Jonas Adler and Alexander Pritzel, two leading artificial intelligence researchers at Google and are said to both played key roles in the development of Google’s Gemini model, are planning to leave for Anthropic.

Gemini Contributors Reportedly Head to Anthropic

The departures are notable because both researchers were tied to Google’s most important AI work.

Bloomberg reported that Adler and Pritzel were both viewed internally as key contributors to Google’s Gemini AI model.

The Economic Times said that Adler worked on Google’s AI coding effort while Pritzel was involved in training artificial intelligence systems.

The move adds to the perception that Anthropic is pulling talent from one of the industry’s most important AI labs.

Anthropic has aggressively siphoned talent from Google and that DeepMind engineers are nearly 11 times more likely to leave for Anthropic than the reverse, according to a 2025 industry analysis from venture capital firm SignalFire.

Shazeer and Jumper Exits Add to Investor Worries

The latest reported moves follow other prominent exits from Google’s AI ranks.

TechCrunch reported that Noam Shazeer, described as a legendary AI researcher, announced last week that he was leaving Google for OpenAI after first joining the company in 2000. Shazeer had spent three years building Character.AI before Google effectively acqui-hired the startup for $2.7 billion partly to bring him back to work on Gemini.

John Jumper’s exit also carries symbolic weight. Google DeepMind director John Jumper said he was leaving Google for Anthropic after winning the 2024 Nobel Prize in Chemistry alongside DeepMind CEO Demis Hassabis for work on AlphaFold. Jumper had become a face of Google’s most ambitious AI work after his Nobel-winning research using AI to predict protein folding.

The market reaction showed that investors are paying attention. The moves rattled investors and cast doubt on Google’s ability to compete in the race to build better models. Alphabet shares closed down slightly after falling as much as 1.2% during Wednesday’s trading day.

Google Says the AI Talent Market Is Fiercely Competitive

Google has pushed back against the idea that it is losing its edge. Google DeepMind CEO Demis Hassabis said that there is a lot of talent movement between leading labs and that Google wins its fair share of the top talent. Hassabis shared that the AI talent market is the most ferociously competitive it has ever been in the tech industry.

Still, the departures come at a difficult time for Google. Google spent much of the current AI boom playing catch-up with OpenAI and Anthropic before gaining momentum late last year with more capable models and chips.

Search Dominance Faces AI-Era Pressure

The talent drain is unfolding as Google’s core search dominance faces new pressure from AI tools and rival search products.

CNBC reported that Google still controls 90% of the search market, but its online dominance is showing signs of cracking in the AI era.

DuckDuckGo install rates are jumping by up to 40% a week, Microsoft’s Bing reached 1 billion users for the first time last quarter, and Google search traffic is down slightly over the past month while ChatGPT is up a tick.

That broader shift makes the AI hiring race more than a staffing story. Google is not only defending Gemini; it is also defending the search business that made it one of the most powerful companies on the internet.

If Anthropic and OpenAI continue attracting Google’s senior AI researchers, the pressure on Gemini will grow. For Google, the challenge is now clear: keep proving that its massive research bench can still compete, even as some of its most visible talent moves to rivals.

▸ Requirement 1:
Answer these using the article on Google's AI departures:
(a) What did Adler work on at Google, according to The Economic Times?
(b) Which company did Noam Shazeer say he was leaving Google for?
(c) How many users did Microsoft's Bing reach last quarter?
▸ Requirement 2: In one to three sentences, explain why the article on Google's AI departures says the AI hiring race is more than a staffing story.
The entries after this point come from a different source than the article on Google's AI departures.

▸ Data:

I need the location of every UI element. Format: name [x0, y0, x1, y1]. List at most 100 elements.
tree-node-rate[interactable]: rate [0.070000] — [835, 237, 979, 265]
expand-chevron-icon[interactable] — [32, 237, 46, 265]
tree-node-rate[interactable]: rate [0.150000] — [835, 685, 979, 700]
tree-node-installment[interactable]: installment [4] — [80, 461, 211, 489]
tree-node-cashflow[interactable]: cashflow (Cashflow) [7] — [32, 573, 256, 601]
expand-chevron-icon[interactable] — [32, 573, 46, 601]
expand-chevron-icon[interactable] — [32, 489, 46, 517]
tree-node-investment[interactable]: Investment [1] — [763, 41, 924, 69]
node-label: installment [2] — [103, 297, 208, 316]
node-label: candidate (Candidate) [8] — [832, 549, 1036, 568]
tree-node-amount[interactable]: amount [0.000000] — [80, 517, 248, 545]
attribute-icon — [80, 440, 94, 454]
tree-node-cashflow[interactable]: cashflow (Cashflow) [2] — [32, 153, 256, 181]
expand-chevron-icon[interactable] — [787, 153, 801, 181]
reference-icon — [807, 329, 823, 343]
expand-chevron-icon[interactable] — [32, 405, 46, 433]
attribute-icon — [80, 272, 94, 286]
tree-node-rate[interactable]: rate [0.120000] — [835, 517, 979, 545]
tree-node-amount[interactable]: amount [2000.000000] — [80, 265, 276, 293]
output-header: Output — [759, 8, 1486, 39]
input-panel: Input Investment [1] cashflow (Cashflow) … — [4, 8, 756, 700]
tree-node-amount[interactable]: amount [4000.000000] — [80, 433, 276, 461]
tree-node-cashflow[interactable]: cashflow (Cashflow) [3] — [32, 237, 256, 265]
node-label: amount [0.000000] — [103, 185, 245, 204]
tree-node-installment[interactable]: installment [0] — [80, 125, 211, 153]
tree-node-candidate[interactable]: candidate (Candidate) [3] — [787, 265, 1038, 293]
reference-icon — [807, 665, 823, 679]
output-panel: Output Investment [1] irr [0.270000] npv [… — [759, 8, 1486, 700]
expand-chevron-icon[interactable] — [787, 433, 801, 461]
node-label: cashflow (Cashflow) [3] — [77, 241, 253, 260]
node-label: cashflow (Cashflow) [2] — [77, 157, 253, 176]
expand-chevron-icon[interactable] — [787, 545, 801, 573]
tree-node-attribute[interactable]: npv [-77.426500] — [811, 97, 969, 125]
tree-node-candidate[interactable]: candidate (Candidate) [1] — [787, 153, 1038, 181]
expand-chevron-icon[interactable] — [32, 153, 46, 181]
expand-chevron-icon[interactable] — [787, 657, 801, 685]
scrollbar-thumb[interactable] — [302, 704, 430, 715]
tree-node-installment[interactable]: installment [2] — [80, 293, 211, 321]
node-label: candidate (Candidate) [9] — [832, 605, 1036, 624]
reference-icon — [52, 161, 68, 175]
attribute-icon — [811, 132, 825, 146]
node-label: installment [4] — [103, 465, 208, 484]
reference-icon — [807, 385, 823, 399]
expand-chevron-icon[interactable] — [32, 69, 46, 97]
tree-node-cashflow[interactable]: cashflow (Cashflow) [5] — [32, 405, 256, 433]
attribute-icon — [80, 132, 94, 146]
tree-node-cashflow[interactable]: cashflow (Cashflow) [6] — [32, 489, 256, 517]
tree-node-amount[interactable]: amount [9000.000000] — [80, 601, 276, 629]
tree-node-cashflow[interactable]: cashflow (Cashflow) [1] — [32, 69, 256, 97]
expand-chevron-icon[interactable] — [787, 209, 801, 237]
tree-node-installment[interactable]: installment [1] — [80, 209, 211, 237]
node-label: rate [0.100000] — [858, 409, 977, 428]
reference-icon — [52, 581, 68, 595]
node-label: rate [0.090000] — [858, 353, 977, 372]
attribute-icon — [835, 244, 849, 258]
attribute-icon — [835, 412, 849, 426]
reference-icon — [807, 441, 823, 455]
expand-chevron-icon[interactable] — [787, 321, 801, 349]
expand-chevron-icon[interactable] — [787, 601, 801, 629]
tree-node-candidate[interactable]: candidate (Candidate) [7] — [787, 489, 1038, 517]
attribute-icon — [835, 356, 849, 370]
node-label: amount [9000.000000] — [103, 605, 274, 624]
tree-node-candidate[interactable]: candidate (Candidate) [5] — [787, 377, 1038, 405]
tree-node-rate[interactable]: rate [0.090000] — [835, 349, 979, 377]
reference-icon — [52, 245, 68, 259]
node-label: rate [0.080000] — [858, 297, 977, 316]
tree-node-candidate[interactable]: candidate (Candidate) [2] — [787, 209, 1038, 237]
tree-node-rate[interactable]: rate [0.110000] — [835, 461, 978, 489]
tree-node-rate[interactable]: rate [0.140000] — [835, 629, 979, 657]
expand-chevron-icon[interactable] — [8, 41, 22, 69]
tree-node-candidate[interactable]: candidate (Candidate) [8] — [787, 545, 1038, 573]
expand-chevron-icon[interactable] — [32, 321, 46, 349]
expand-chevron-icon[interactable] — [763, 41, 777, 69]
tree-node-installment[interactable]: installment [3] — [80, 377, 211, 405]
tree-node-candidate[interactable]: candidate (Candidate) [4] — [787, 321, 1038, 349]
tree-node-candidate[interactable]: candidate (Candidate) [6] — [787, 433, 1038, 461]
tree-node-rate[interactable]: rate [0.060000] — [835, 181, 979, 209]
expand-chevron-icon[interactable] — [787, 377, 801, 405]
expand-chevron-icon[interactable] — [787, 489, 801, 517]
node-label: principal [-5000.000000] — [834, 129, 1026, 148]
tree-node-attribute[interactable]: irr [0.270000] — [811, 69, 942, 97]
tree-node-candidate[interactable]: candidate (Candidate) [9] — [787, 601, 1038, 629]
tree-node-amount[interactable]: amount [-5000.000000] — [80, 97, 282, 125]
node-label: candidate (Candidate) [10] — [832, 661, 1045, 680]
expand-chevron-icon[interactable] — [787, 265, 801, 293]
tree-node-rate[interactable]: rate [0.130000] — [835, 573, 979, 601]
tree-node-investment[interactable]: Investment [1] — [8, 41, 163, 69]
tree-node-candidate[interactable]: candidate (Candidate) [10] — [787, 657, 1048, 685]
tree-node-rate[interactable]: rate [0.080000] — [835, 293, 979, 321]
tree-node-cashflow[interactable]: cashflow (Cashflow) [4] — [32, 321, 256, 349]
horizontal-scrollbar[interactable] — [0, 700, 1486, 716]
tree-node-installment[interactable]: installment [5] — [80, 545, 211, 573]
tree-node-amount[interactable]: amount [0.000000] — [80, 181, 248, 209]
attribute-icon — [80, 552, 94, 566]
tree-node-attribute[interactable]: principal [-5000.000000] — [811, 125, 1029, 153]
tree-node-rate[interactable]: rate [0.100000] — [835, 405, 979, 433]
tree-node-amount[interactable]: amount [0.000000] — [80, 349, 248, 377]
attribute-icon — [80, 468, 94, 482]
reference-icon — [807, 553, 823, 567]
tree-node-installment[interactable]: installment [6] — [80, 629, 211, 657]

▸ Written answer 1:
(a) Google's AI coding effort.
(b) OpenAI.
(c) 1 billion users, for the first time.

▸ Written answer 2: Google's search dominance is facing new pressure from AI tools and rival search products. So Google is defending Gemini and also the search business that made it one of the most powerful companies on the internet.